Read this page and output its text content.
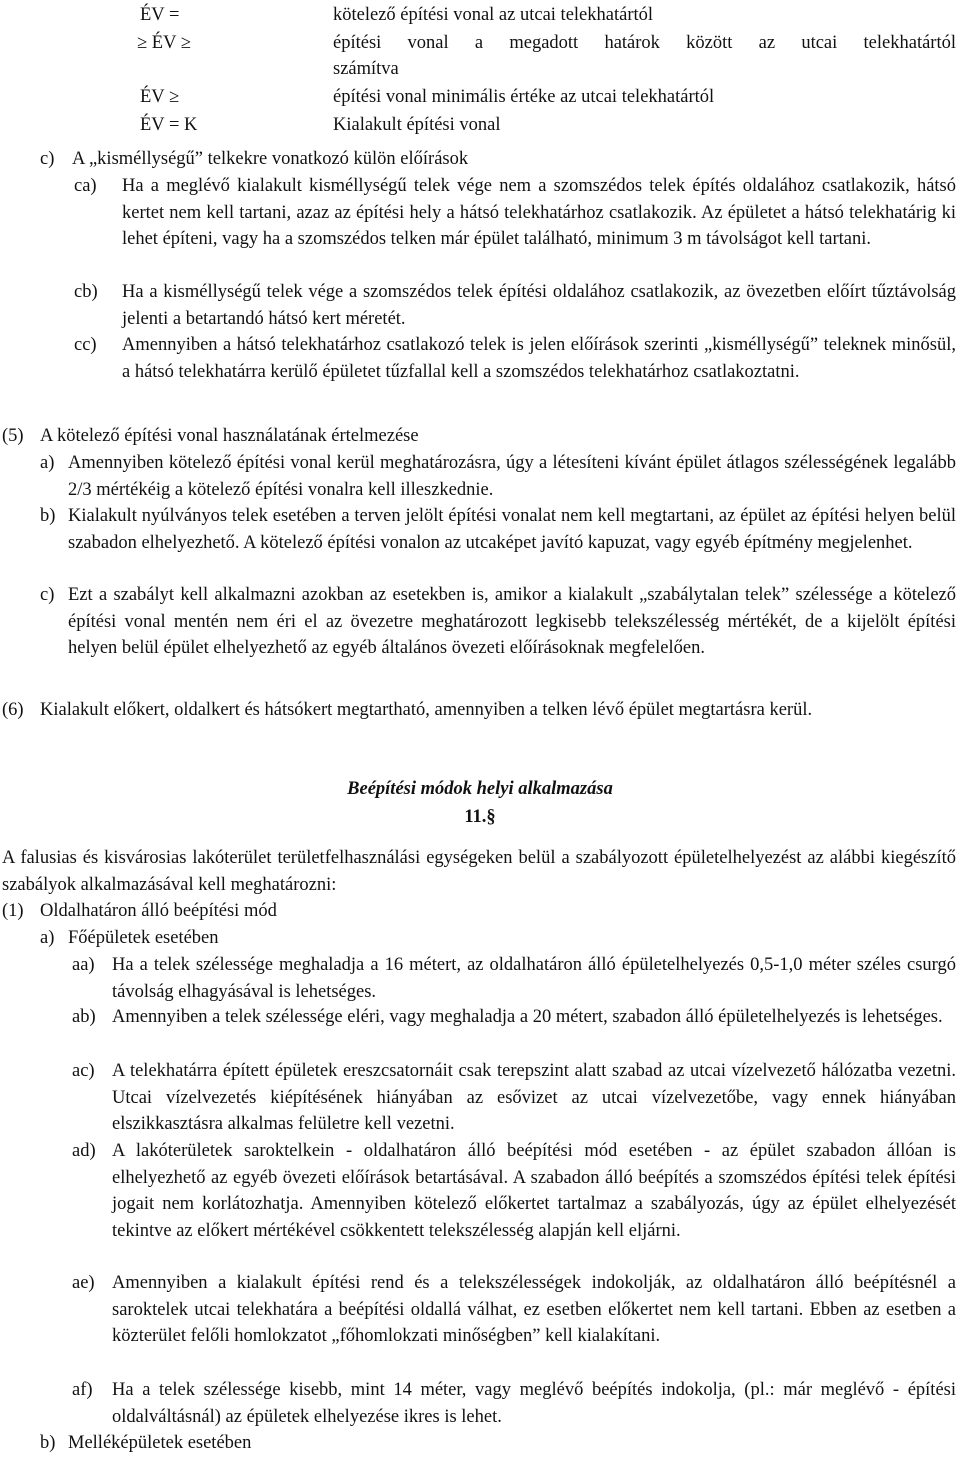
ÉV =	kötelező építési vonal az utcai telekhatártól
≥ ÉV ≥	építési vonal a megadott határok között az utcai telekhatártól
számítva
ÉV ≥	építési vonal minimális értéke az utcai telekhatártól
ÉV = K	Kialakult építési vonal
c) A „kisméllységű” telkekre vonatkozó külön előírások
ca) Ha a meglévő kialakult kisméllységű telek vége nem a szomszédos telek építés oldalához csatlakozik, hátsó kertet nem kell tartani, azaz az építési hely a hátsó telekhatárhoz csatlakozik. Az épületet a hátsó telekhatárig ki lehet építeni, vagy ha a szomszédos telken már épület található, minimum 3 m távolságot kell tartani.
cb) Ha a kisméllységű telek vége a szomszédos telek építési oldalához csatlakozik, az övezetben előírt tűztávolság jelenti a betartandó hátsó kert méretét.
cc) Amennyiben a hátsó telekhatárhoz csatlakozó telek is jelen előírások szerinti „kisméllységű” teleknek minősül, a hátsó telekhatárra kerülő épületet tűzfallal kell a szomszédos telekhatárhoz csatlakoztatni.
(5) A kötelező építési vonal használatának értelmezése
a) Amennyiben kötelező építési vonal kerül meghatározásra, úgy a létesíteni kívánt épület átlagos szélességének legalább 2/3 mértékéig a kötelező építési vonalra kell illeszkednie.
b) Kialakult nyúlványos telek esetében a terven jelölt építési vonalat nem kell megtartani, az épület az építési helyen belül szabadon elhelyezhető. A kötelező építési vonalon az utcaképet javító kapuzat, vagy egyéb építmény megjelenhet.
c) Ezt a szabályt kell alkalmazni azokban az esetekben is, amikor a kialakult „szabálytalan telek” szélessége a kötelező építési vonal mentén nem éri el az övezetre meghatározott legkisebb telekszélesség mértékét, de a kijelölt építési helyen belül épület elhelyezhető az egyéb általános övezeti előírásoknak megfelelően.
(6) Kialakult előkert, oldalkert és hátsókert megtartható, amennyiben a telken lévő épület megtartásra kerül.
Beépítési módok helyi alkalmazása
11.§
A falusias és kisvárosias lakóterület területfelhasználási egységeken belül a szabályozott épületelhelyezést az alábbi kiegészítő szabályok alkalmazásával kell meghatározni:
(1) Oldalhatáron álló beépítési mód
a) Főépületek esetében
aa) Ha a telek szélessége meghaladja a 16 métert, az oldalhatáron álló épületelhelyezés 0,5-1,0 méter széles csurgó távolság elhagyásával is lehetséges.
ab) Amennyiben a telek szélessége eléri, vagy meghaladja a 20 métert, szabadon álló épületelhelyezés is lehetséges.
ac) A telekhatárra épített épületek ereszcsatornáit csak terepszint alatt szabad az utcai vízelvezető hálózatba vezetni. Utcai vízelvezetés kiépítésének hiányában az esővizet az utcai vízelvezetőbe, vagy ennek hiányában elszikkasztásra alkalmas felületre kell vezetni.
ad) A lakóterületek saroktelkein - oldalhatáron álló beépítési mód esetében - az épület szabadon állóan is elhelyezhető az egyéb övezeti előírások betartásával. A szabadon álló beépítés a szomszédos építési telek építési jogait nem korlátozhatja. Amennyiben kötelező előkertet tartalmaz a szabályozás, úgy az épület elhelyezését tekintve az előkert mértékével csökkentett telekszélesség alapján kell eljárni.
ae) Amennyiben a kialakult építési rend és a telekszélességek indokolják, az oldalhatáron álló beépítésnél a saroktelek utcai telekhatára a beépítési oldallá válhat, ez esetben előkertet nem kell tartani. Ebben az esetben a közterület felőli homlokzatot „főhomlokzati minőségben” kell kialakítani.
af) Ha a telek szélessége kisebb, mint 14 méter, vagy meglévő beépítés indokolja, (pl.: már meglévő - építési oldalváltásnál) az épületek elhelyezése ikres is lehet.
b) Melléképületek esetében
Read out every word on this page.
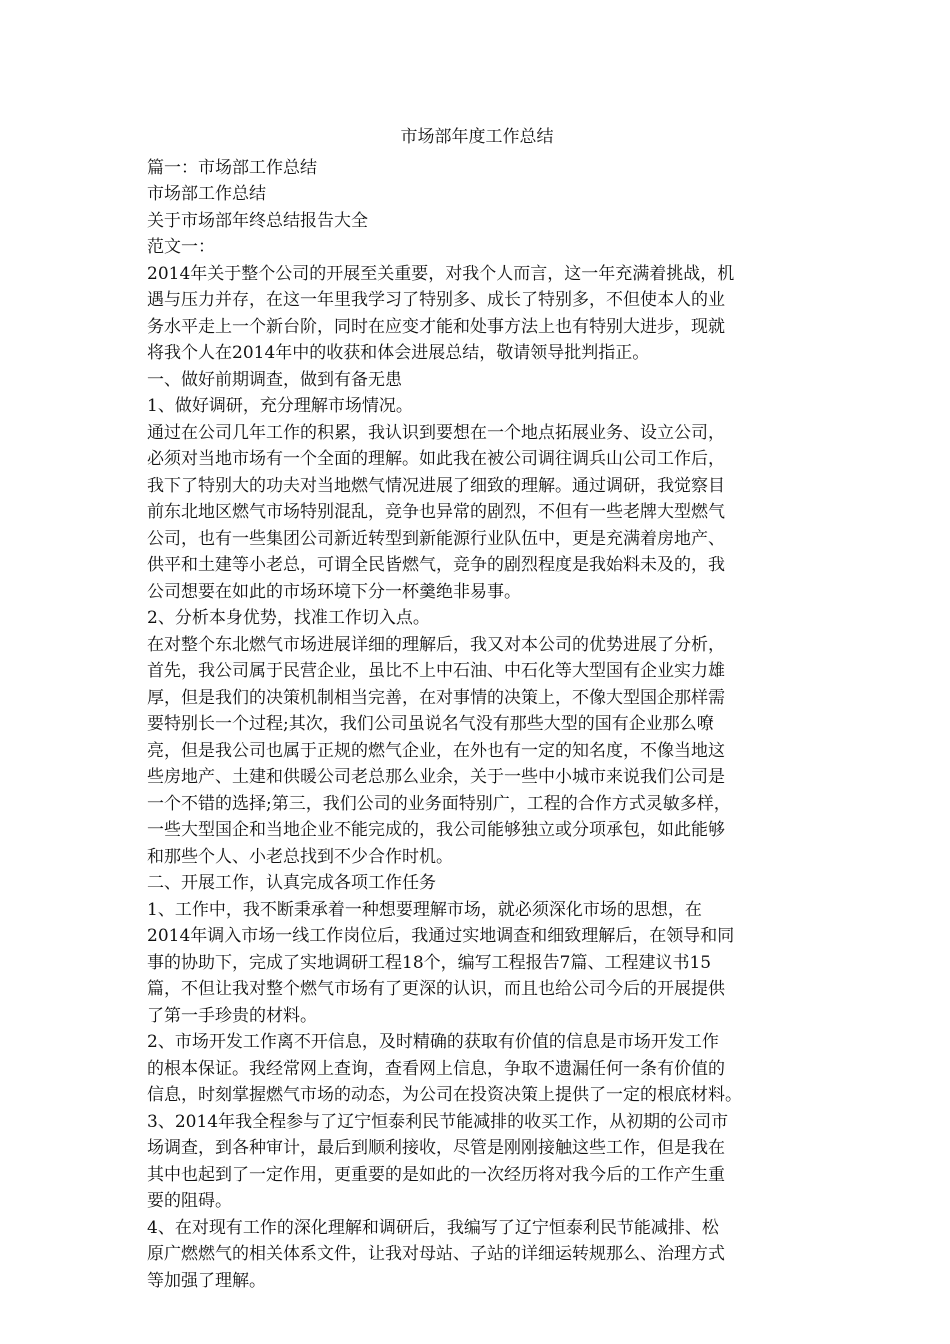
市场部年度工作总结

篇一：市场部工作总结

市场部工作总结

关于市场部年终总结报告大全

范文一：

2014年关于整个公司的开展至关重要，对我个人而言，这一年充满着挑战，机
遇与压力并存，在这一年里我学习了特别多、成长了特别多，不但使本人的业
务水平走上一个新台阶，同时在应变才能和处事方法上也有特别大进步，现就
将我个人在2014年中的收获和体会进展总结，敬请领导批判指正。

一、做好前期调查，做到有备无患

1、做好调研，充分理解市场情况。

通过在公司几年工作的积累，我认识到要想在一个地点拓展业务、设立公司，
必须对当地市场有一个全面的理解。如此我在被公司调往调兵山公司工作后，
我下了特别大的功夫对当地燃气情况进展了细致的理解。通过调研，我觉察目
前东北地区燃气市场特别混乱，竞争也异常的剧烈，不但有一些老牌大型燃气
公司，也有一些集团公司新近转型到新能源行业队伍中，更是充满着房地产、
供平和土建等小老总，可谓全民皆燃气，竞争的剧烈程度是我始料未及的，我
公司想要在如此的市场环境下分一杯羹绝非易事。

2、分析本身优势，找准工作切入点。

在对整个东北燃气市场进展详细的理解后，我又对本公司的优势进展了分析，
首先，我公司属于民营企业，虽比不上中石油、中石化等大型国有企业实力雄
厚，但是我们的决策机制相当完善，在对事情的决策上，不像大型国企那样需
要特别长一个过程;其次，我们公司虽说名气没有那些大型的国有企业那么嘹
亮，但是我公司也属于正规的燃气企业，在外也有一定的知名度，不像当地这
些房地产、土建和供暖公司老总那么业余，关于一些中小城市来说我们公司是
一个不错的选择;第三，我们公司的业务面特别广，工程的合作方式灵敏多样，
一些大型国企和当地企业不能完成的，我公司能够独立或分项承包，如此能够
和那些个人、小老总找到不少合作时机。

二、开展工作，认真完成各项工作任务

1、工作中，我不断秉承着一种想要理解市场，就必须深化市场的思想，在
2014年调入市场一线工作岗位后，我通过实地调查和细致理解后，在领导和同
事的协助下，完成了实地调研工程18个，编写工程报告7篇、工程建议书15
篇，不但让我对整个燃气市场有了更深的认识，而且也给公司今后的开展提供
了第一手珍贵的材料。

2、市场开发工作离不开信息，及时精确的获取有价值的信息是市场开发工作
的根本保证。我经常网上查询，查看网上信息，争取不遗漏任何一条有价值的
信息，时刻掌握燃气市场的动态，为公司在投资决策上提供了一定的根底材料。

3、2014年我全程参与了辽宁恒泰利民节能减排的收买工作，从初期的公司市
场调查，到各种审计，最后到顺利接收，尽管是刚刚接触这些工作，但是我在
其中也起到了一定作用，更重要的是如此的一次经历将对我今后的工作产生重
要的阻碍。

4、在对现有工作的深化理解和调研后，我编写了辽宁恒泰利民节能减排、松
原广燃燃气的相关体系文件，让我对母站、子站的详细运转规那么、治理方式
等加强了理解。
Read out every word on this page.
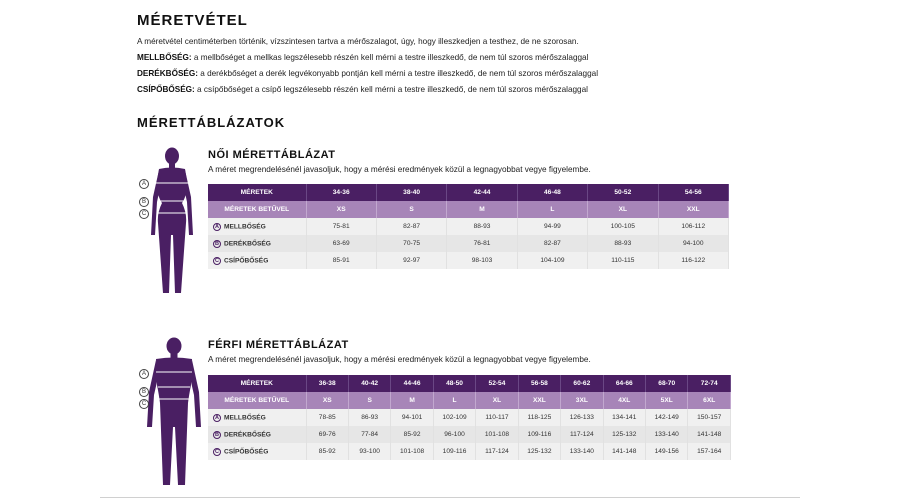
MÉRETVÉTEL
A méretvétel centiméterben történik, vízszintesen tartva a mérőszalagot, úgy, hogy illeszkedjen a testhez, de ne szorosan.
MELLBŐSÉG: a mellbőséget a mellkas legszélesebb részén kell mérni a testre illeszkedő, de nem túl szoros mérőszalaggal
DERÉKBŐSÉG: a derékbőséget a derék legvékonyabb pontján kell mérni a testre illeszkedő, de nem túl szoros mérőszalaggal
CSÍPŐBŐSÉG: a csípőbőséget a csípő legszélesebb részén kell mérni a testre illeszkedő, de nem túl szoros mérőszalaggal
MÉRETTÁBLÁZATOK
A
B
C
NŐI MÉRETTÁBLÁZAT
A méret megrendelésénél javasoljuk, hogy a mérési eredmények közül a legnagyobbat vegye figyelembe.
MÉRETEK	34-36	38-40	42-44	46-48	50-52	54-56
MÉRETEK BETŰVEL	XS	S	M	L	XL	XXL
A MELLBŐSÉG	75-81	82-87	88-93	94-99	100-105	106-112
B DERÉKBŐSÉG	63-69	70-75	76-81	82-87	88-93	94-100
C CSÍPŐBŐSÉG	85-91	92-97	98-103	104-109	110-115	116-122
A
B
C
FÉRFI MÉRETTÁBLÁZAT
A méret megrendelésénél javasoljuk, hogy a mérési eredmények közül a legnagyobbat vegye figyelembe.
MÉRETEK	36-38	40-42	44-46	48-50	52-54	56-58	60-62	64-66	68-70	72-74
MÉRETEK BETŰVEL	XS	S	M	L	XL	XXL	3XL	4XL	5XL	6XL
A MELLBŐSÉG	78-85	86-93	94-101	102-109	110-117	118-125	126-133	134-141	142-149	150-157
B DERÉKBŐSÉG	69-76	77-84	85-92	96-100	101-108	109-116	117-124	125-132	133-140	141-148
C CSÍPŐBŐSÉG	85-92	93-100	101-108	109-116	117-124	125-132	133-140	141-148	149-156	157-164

= = = =

State the number of lines in the preceding entries that include the word "esetében". Provide nothing else.

4